Aujourd’hui, l’une des réponses qui émerge est la nécessité de réformer, de “démocratiser” le capitalisme. En particulier, les médias, les intellectuels et la gauche font la plus grande publicité à ce “combat pour la démocratie”. Le mouvement parti d’Espagne s’est nommé “Indignés” en référence à la courte brochure de Stéphane Hessel Indignez-vous ! qui s’est empressé de publier un second volet Engagez-vous ! afin de rabattre le mécontentement vers les urnes et l’éloigner ainsi de la rue. Les organisations altermondialistes ont orienté eux aussi le mouvement vers la lutte pour “plus de démocratie”. La représentation officielle du mouvement des Indignés s’est faite par la DRY, ¡Democracia real Ya ! (démocratie réelle maintenant). Ce combat démocratique a d’ailleurs réellement un certain succès. Début janvier, les Occupy du village de tentes de Saint-Paul à Londres ont brandi une immense banderole réclamant la démocratisation du capitalisme.
Pourquoi ce mot d’ordre pour “un capitalisme plus démocratique” a-t-il ce succès ? Lors du “printemps arabe”, a été révélé aux yeux de tous que des cliques au pouvoir en Tunisie, Egypte, Syrie, Libye… spoliaient depuis des décennies les populations, maintenant leur domination par la crainte et la répression. La contestation, aiguillonnée par la montée de la misère, est parvenue à soulever cette chape de plomb et a été un immense encouragement pour les exploités du monde entier. En Europe, pourtant berceau de la démocratie occidentale, le mécontentement s’est aussi focalisé sur une “élite dirigeante” incapable, malhonnête… mais riche. En France, la clique du président Sarkozy a été dénoncée par de nombreux livres, comme le Président des riches, et d’autres ouvrages récents comme l’Oligarchie des incapables, écrits par des journalistes, chercheurs ou intellectuels, montrent comment la bourgeoisie française est faite de clans qui spolient toute la société au nom de leurs intérêts particuliers. Ces mœurs de voyous ne peuvent qu’engendrer indignation et dégoût. De Bush à Berlusconi, le même constat a été fait. Mais c’est en Espagne que ce rejet des élites a pris la tournure la plus politique. A l’origine du mouvement des Indignés, un fait a été particulièrement frappant : en pleine campagne électorale, période traditionnellement attentiste et morne pour la lutte, un large mouvement de contestation s’est développé. Alors que tous les médias et responsables politiques focalisaient l’attention sur le pouvoir des urnes, les rues étaient effervescentes d’AG et de discussions en tout genre. Une idée était d’ailleurs particulièrement répandue : “droite et gauche, la même merde”. A même parfois retenti “tout le pouvoir aux assemblées !”. Un de nos camarades a entendu une femme répondre à ceux qui voulaient “faire pression sur le gouvernement” que c’était contradictoire avec ce mot d’ordre de “tout le pouvoir aux assemblées !”.

Enregistrements bruts:
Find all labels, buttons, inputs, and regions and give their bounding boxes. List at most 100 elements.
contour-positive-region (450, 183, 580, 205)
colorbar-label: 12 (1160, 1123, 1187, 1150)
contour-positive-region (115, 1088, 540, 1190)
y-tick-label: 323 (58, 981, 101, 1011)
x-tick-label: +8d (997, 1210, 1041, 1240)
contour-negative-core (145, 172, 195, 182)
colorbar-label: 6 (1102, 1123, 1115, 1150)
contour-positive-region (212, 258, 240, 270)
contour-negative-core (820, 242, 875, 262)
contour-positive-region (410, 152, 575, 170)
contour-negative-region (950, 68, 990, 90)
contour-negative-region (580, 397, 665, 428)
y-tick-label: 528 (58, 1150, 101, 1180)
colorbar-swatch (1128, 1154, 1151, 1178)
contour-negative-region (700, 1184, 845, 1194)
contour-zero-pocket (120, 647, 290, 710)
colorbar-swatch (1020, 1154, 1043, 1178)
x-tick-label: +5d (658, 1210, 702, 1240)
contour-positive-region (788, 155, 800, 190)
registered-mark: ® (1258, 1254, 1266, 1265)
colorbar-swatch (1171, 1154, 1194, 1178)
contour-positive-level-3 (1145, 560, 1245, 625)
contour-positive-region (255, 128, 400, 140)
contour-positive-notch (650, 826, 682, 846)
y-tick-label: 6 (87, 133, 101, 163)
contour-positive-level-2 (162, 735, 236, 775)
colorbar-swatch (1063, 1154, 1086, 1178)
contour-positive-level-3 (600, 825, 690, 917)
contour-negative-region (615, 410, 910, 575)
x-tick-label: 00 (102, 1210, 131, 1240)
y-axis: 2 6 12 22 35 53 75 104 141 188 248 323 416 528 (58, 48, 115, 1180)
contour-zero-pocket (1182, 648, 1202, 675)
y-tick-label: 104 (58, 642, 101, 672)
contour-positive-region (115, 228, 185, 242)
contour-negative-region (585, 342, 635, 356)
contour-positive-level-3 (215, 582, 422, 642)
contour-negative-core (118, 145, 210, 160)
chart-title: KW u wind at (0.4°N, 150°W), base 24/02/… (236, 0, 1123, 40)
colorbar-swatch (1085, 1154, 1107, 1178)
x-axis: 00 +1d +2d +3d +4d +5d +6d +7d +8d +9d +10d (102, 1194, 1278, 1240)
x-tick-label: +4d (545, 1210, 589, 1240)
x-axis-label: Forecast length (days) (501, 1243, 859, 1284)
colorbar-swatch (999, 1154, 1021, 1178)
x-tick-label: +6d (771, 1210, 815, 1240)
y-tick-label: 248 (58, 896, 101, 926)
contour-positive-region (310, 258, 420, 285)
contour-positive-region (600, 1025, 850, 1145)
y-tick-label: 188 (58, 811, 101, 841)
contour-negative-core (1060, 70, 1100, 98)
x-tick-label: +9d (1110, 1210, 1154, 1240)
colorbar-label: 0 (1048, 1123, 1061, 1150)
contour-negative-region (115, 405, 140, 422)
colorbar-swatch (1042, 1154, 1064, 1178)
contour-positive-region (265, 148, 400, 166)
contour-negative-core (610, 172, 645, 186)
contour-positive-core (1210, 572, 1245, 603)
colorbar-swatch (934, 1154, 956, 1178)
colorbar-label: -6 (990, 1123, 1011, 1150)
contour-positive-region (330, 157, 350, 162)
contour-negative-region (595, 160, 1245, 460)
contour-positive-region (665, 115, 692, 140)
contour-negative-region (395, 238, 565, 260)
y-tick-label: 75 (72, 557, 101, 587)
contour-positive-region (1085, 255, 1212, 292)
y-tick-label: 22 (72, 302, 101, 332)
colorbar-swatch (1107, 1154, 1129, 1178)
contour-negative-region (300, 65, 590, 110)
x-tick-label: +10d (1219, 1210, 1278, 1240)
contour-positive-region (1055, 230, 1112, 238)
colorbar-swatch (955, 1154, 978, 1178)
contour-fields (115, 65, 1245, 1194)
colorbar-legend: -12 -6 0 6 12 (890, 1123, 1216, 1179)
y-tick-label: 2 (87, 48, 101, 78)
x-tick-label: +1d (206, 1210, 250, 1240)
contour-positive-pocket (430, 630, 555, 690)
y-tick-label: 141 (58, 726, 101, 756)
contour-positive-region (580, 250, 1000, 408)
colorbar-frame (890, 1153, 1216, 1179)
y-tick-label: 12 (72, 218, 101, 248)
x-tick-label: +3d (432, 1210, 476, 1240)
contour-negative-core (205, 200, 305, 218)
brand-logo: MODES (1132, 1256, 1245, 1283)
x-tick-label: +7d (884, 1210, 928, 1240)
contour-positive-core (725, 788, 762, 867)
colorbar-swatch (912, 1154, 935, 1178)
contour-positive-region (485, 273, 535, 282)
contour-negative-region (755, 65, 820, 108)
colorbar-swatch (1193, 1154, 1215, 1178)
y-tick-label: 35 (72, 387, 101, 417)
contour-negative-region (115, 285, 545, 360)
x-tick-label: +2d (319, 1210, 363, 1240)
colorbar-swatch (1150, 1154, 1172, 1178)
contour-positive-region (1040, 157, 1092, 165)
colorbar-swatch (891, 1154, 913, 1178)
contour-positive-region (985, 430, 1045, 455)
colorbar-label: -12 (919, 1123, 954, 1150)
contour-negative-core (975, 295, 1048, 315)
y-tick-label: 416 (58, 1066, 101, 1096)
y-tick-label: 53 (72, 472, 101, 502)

Actions demandées:
(1) D'après l'extrait choisi, par quelle organisation s'est faite la représentation officielle du mouvement des Indignés ?
(2) Extrais à l'identique la partie des enregistrements qui va du début jusqu'à la ligne contenant « x-axis-label: Forecast length », celle-ci comprise.

Résultats dans l'ordre:
(1) Par la DRY, ¡Democracia real Ya ! (démocratie réelle maintenant).

(2)
Find all labels, buttons, inputs, and regions and give their bounding boxes. List at most 100 elements.
contour-positive-region (450, 183, 580, 205)
colorbar-label: 12 (1160, 1123, 1187, 1150)
contour-positive-region (115, 1088, 540, 1190)
y-tick-label: 323 (58, 981, 101, 1011)
x-tick-label: +8d (997, 1210, 1041, 1240)
contour-negative-core (145, 172, 195, 182)
colorbar-label: 6 (1102, 1123, 1115, 1150)
contour-positive-region (212, 258, 240, 270)
contour-negative-core (820, 242, 875, 262)
contour-positive-region (410, 152, 575, 170)
contour-negative-region (950, 68, 990, 90)
contour-negative-region (580, 397, 665, 428)
y-tick-label: 528 (58, 1150, 101, 1180)
colorbar-swatch (1128, 1154, 1151, 1178)
contour-negative-region (700, 1184, 845, 1194)
contour-zero-pocket (120, 647, 290, 710)
colorbar-swatch (1020, 1154, 1043, 1178)
x-tick-label: +5d (658, 1210, 702, 1240)
contour-positive-region (788, 155, 800, 190)
registered-mark: ® (1258, 1254, 1266, 1265)
colorbar-swatch (1171, 1154, 1194, 1178)
contour-positive-level-3 (1145, 560, 1245, 625)
contour-positive-region (255, 128, 400, 140)
contour-positive-notch (650, 826, 682, 846)
y-tick-label: 6 (87, 133, 101, 163)
contour-positive-level-2 (162, 735, 236, 775)
colorbar-swatch (1063, 1154, 1086, 1178)
contour-positive-level-3 (600, 825, 690, 917)
contour-negative-region (615, 410, 910, 575)
x-tick-label: 00 (102, 1210, 131, 1240)
y-axis: 2 6 12 22 35 53 75 104 141 188 248 323 416 528 (58, 48, 115, 1180)
contour-zero-pocket (1182, 648, 1202, 675)
y-tick-label: 104 (58, 642, 101, 672)
contour-positive-region (115, 228, 185, 242)
contour-negative-region (585, 342, 635, 356)
contour-positive-level-3 (215, 582, 422, 642)
contour-negative-core (118, 145, 210, 160)
chart-title: KW u wind at (0.4°N, 150°W), base 24/02/… (236, 0, 1123, 40)
colorbar-swatch (1085, 1154, 1107, 1178)
x-axis: 00 +1d +2d +3d +4d +5d +6d +7d +8d +9d +10d (102, 1194, 1278, 1240)
x-tick-label: +4d (545, 1210, 589, 1240)
x-axis-label: Forecast length (days) (501, 1243, 859, 1284)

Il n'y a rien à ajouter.